[What you have to do]
Identify each line in the records below that contains the word "只自己的指甲", and copy it.

[Data for this task]

◆ ◆ ◆

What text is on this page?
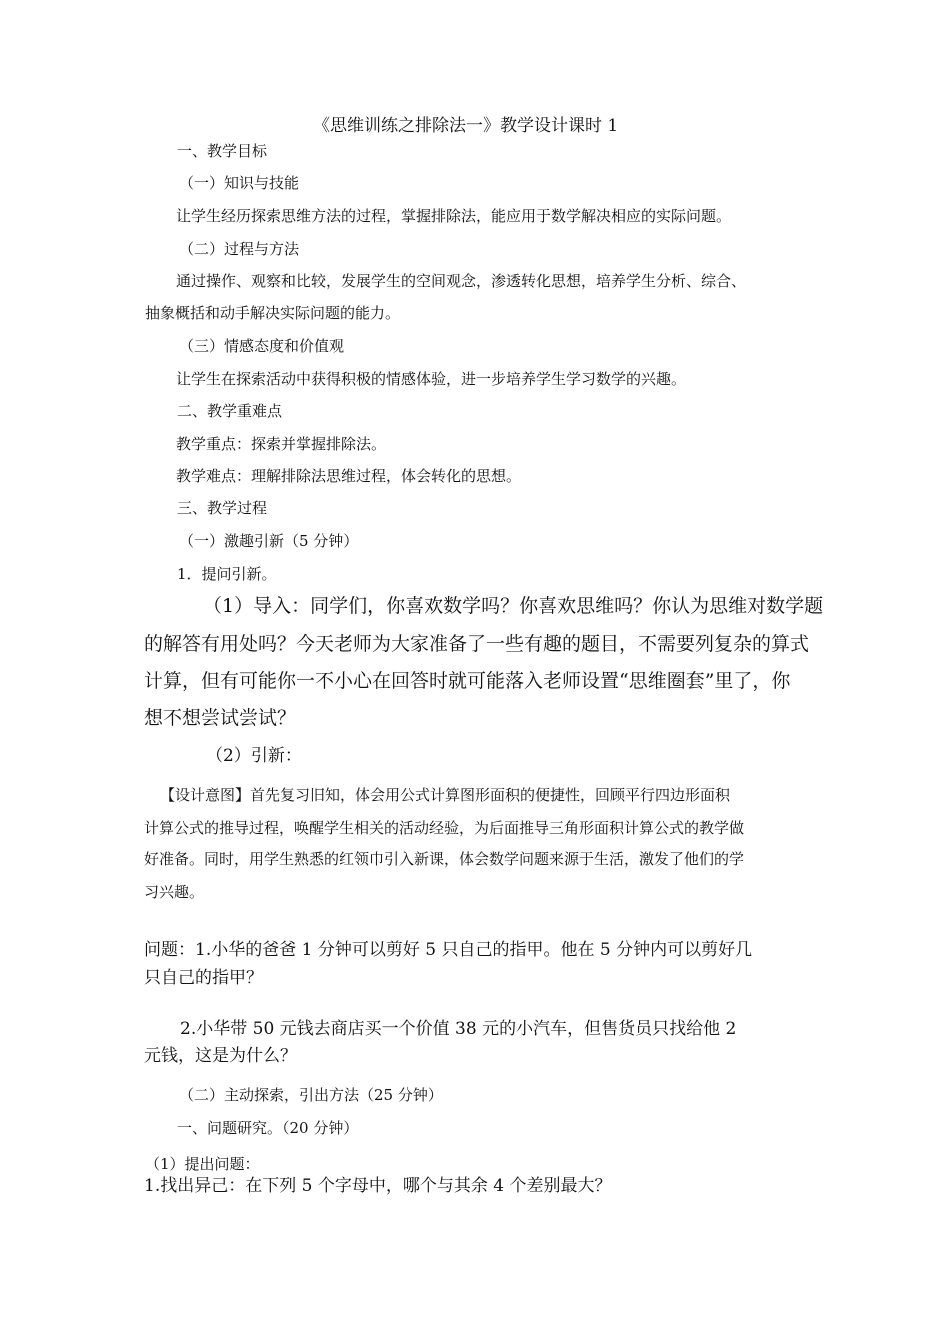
《思维训练之排除法一》教学设计课时 1
一、教学目标
（一）知识与技能
让学生经历探索思维方法的过程，掌握排除法，能应用于数学解决相应的实际问题。
（二）过程与方法
通过操作、观察和比较，发展学生的空间观念，渗透转化思想，培养学生分析、综合、
抽象概括和动手解决实际问题的能力。
（三）情感态度和价值观
让学生在探索活动中获得积极的情感体验，进一步培养学生学习数学的兴趣。
二、教学重难点
教学重点：探索并掌握排除法。
教学难点：理解排除法思维过程，体会转化的思想。
三、教学过程
（一）激趣引新（5 分钟）
1．提问引新。
（1）导入：同学们，你喜欢数学吗？你喜欢思维吗？你认为思维对数学题
的解答有用处吗？今天老师为大家准备了一些有趣的题目，不需要列复杂的算式
计算，但有可能你一不小心在回答时就可能落入老师设置“思维圈套”里了，你
想不想尝试尝试？
（2）引新：
【设计意图】首先复习旧知，体会用公式计算图形面积的便捷性，回顾平行四边形面积
计算公式的推导过程，唤醒学生相关的活动经验，为后面推导三角形面积计算公式的教学做
好准备。同时，用学生熟悉的红领巾引入新课，体会数学问题来源于生活，激发了他们的学
习兴趣。
问题：1.小华的爸爸 1 分钟可以剪好 5 只自己的指甲。他在 5 分钟内可以剪好几
只自己的指甲？
2.小华带 50 元钱去商店买一个价值 38 元的小汽车，但售货员只找给他 2
元钱，这是为什么？
（二）主动探索，引出方法（25 分钟）
一、问题研究。（20 分钟）
（1）提出问题：
1.找出异己：在下列 5 个字母中，哪个与其余 4 个差别最大？
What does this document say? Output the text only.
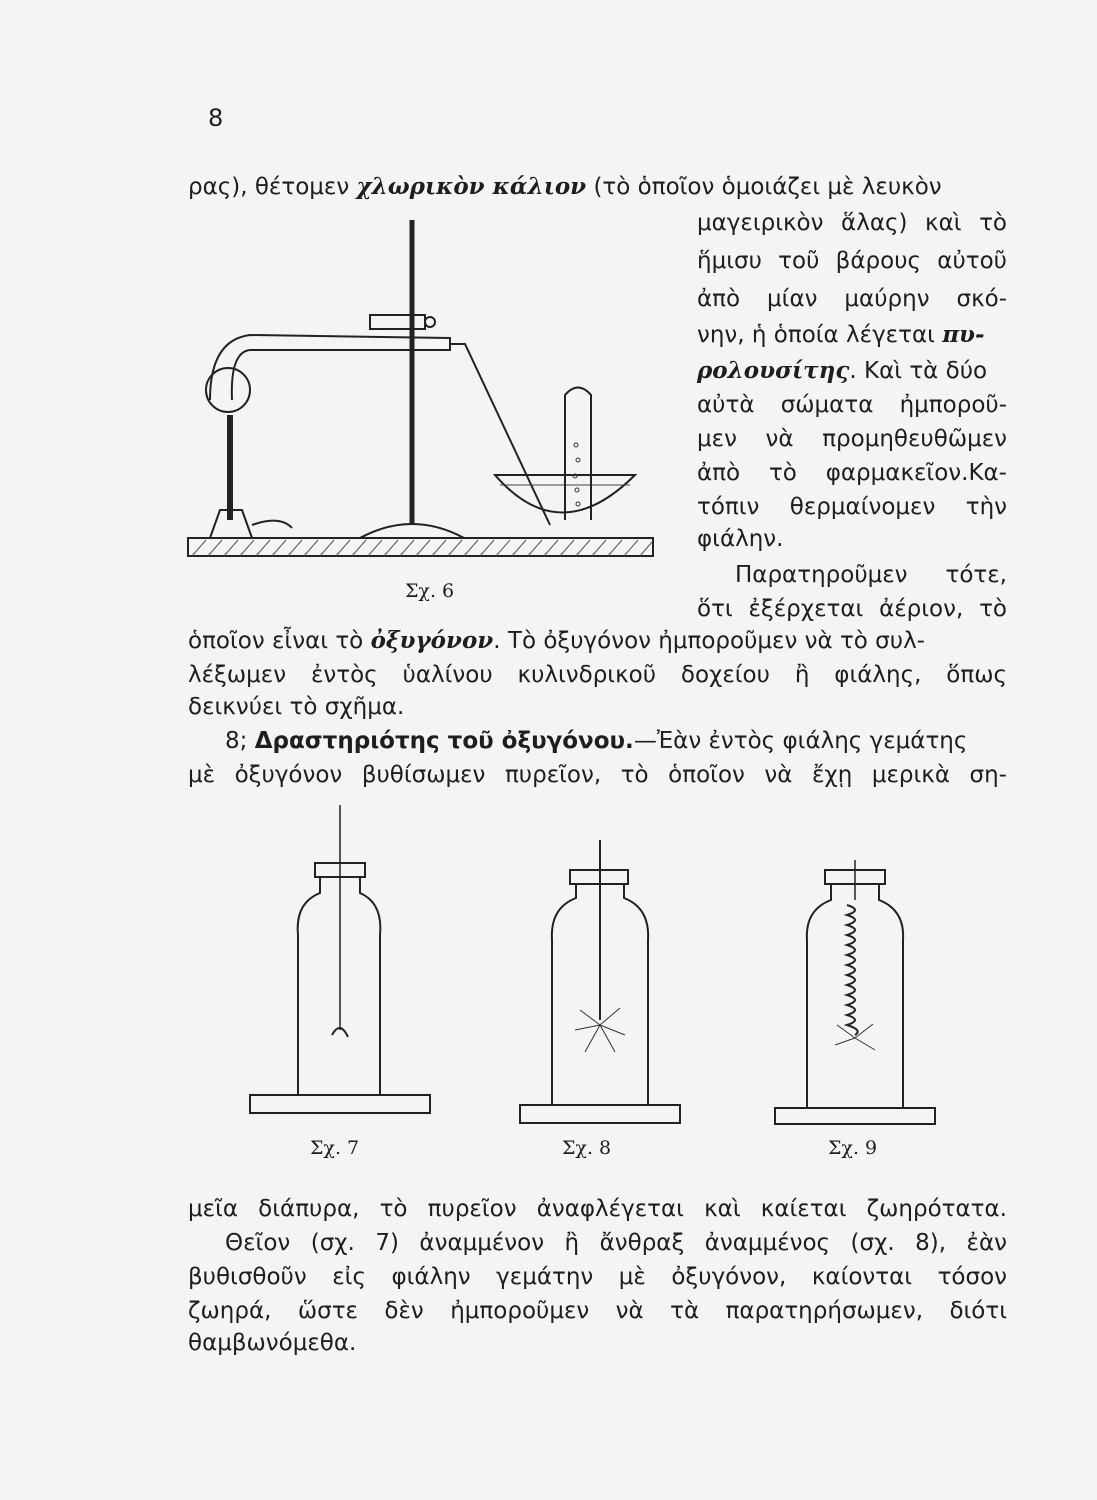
8
ρας), θέτομεν χλωρικὸν κάλιον (τὸ ὁποῖον ὁμοιάζει μὲ λευκὸν
μαγειρικὸν ἅλας) καὶ τὸ
ἥμισυ τοῦ βάρους αὐτοῦ
ἀπὸ μίαν μαύρην σκό-
νην, ἡ ὁποία λέγεται πυ-
ρολουσίτης. Καὶ τὰ δύο
αὐτὰ σώματα ἠμποροῦ-
μεν νὰ προμηθευθῶμεν
ἀπὸ τὸ φαρμακεῖον.Κα-
τόπιν θερμαίνομεν τὴν
φιάλην.
Παρατηροῦμεν τότε,
ὅτι ἐξέρχεται ἀέριον, τὸ
ὁποῖον εἶναι τὸ ὀξυγόνον. Τὸ ὀξυγόνον ἠμποροῦμεν νὰ τὸ συλ-
λέξωμεν ἐντὸς ὑαλίνου κυλινδρικοῦ δοχείου ἢ φιάλης, ὅπως
δεικνύει τὸ σχῆμα.
8; Δραστηριότης τοῦ ὀξυγόνου.—Ἐὰν ἐντὸς φιάλης γεμάτης
μὲ ὀξυγόνον βυθίσωμεν πυρεῖον, τὸ ὁποῖον νὰ ἔχῃ μερικὰ ση-
Σχ. 6
Σχ. 7	Σχ. 8	Σχ. 9
μεῖα διάπυρα, τὸ πυρεῖον ἀναφλέγεται καὶ καίεται ζωηρότατα.
Θεῖον (σχ. 7) ἀναμμένον ἢ ἄνθραξ ἀναμμένος (σχ. 8), ἐὰν
βυθισθοῦν εἰς φιάλην γεμάτην μὲ ὀξυγόνον, καίονται τόσον
ζωηρά, ὥστε δὲν ἠμποροῦμεν νὰ τὰ παρατηρήσωμεν, διότι
θαμβωνόμεθα.
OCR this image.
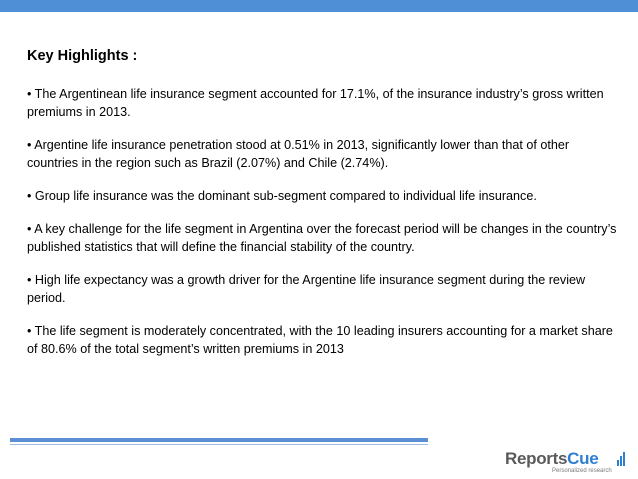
Key Highlights :

• The Argentinean life insurance segment accounted for 17.1%, of the insurance industry’s gross written premiums in 2013.

• Argentine life insurance penetration stood at 0.51% in 2013, significantly lower than that of other countries in the region such as Brazil (2.07%) and Chile (2.74%).

• Group life insurance was the dominant sub-segment compared to individual life insurance.

• A key challenge for the life segment in Argentina over the forecast period will be changes in the country’s published statistics that will define the financial stability of the country.

• High life expectancy was a growth driver for the Argentine life insurance segment during the review period.

• The life segment is moderately concentrated, with the 10 leading insurers accounting for a market share of 80.6% of the total segment’s written premiums in 2013

ReportsCue
Personalized research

◆ ◆ ◆

[Finished task]
问题：1.小华的爸爸 1 分钟可以剪好 5 只自己的指甲。他在 5 分钟内可以剪好几
只自己的指甲？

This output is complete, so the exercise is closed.